Input records:
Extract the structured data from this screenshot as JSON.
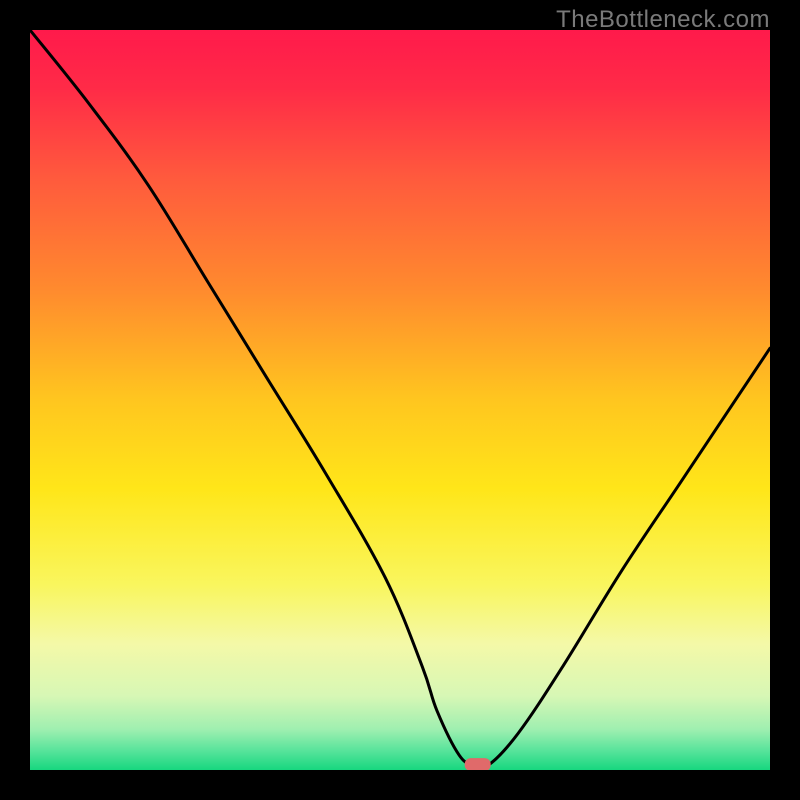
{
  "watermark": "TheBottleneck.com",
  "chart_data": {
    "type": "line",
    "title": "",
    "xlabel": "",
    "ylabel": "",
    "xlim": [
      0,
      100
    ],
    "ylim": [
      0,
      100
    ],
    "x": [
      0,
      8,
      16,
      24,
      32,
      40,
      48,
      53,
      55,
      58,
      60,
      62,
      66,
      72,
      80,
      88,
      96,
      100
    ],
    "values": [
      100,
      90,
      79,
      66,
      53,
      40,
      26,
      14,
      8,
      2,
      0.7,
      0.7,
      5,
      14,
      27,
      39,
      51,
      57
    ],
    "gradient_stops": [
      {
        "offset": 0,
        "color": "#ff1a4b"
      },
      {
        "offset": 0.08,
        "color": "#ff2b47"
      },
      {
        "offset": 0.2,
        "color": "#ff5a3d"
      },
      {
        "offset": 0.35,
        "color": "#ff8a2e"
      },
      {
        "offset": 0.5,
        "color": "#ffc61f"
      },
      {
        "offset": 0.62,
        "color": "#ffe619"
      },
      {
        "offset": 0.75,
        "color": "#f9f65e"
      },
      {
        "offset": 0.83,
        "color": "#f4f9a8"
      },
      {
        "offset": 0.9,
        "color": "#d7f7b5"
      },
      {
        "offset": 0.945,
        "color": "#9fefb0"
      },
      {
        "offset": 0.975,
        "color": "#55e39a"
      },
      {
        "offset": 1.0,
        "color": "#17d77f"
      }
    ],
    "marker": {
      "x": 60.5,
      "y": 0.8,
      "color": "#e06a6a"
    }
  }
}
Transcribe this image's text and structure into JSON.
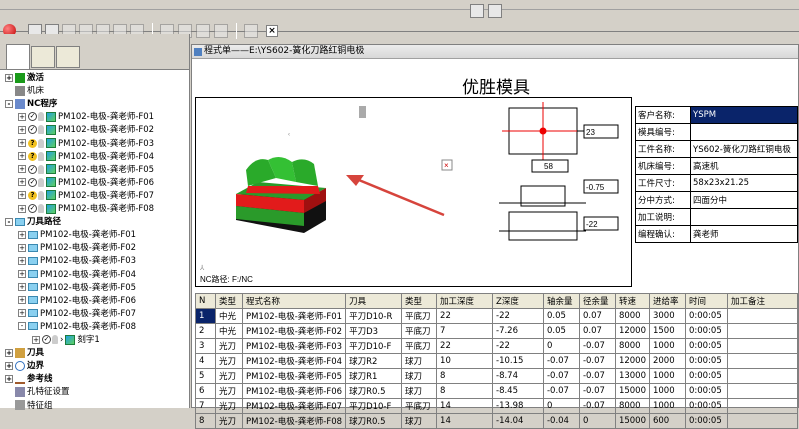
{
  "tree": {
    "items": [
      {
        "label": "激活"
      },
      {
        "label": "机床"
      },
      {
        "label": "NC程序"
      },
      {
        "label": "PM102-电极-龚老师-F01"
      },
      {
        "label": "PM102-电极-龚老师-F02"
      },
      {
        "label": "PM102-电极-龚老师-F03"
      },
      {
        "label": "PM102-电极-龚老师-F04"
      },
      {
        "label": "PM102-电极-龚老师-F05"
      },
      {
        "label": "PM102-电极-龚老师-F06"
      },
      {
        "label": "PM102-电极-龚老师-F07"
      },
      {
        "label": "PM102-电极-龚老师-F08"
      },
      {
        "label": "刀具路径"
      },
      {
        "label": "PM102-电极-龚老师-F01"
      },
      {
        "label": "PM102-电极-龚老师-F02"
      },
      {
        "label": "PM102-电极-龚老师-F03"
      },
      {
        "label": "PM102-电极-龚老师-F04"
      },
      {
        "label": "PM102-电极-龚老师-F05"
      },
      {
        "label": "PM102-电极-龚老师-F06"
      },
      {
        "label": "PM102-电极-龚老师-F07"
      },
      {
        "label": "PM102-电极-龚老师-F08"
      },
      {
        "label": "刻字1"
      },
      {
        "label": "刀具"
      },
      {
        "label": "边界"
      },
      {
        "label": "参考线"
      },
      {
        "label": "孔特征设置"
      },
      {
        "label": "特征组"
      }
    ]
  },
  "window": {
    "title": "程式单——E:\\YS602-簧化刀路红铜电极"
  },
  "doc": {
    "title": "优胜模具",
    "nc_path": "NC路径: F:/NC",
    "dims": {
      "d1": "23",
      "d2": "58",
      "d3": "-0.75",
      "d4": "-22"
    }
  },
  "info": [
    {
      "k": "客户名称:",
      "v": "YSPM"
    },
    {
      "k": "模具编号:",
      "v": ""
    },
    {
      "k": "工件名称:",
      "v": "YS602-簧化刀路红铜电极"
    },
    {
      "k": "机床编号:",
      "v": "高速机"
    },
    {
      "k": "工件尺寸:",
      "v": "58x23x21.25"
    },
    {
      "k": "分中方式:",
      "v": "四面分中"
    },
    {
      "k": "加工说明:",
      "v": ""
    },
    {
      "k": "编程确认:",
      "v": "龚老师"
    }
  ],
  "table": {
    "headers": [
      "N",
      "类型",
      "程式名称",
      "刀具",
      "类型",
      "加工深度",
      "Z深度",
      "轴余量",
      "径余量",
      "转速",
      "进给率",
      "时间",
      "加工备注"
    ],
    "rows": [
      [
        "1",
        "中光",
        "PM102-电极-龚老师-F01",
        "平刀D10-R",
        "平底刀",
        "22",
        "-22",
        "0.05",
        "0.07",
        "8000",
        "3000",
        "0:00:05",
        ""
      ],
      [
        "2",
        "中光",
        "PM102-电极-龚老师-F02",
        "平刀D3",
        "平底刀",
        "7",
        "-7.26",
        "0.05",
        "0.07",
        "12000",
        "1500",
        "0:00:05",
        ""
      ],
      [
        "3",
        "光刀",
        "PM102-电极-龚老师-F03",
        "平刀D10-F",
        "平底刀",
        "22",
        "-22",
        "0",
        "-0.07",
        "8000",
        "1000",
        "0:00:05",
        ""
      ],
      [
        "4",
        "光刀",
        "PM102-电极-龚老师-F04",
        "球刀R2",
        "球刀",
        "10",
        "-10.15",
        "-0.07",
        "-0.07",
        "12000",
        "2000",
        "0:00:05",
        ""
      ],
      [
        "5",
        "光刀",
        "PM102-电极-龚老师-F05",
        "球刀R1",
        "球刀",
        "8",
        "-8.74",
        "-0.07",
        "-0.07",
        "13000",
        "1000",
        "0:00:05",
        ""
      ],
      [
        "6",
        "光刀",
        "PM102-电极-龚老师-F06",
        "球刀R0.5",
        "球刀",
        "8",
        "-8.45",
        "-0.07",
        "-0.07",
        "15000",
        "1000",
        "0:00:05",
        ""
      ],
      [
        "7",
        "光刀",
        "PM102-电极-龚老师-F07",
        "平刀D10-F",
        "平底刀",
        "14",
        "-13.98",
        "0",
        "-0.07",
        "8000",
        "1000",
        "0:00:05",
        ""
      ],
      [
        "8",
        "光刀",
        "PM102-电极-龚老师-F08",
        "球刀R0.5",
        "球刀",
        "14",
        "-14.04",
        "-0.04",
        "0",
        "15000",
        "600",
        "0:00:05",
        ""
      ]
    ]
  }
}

...

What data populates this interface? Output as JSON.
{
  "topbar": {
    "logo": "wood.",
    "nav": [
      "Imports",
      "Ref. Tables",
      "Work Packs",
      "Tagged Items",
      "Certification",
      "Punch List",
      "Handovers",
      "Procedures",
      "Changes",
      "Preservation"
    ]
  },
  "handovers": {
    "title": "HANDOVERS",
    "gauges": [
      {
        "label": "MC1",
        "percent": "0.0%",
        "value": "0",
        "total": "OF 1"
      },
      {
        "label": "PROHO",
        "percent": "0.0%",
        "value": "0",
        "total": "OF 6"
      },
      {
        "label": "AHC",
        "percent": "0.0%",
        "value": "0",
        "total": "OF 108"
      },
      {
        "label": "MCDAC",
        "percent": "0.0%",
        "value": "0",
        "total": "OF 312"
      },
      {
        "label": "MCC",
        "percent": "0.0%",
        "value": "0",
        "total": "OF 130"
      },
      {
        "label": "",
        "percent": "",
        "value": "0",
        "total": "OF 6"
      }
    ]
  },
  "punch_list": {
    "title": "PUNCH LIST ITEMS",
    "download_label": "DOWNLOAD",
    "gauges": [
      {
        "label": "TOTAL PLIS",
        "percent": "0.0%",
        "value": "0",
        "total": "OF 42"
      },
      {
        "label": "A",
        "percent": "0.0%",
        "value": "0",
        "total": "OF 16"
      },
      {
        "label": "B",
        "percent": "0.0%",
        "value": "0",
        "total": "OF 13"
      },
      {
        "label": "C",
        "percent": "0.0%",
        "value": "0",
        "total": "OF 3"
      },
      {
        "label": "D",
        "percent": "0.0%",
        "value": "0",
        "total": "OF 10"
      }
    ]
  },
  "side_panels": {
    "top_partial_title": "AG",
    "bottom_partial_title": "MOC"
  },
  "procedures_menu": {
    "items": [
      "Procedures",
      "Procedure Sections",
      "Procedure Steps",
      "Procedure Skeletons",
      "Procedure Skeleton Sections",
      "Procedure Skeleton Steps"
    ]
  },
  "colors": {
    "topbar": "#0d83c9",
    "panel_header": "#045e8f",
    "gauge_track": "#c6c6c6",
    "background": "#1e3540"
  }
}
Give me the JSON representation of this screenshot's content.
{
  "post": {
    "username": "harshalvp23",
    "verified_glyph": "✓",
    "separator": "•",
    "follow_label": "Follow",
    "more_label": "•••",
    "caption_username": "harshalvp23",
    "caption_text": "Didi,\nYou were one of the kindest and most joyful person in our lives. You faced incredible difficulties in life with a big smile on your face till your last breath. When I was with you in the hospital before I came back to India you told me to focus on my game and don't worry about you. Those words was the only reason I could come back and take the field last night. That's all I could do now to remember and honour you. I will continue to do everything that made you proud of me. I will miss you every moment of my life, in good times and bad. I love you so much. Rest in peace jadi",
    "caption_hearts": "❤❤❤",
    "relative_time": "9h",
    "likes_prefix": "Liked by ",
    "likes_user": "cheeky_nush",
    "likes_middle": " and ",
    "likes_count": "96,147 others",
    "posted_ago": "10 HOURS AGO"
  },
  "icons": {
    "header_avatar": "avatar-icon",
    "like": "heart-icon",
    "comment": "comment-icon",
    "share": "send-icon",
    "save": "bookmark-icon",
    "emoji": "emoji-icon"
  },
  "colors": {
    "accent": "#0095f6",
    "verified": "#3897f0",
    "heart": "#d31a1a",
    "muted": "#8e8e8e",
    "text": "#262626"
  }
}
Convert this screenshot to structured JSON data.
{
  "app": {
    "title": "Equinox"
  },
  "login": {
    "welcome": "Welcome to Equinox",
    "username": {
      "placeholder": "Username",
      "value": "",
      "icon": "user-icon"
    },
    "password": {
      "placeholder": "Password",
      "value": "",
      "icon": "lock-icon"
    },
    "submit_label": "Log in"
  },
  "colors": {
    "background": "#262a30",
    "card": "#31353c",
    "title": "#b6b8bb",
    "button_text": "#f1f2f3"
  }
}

Task to complete:
In the entries above, count each line that holds "簧化刀路红铜电极". Give the total and nothing else.

Solution:
2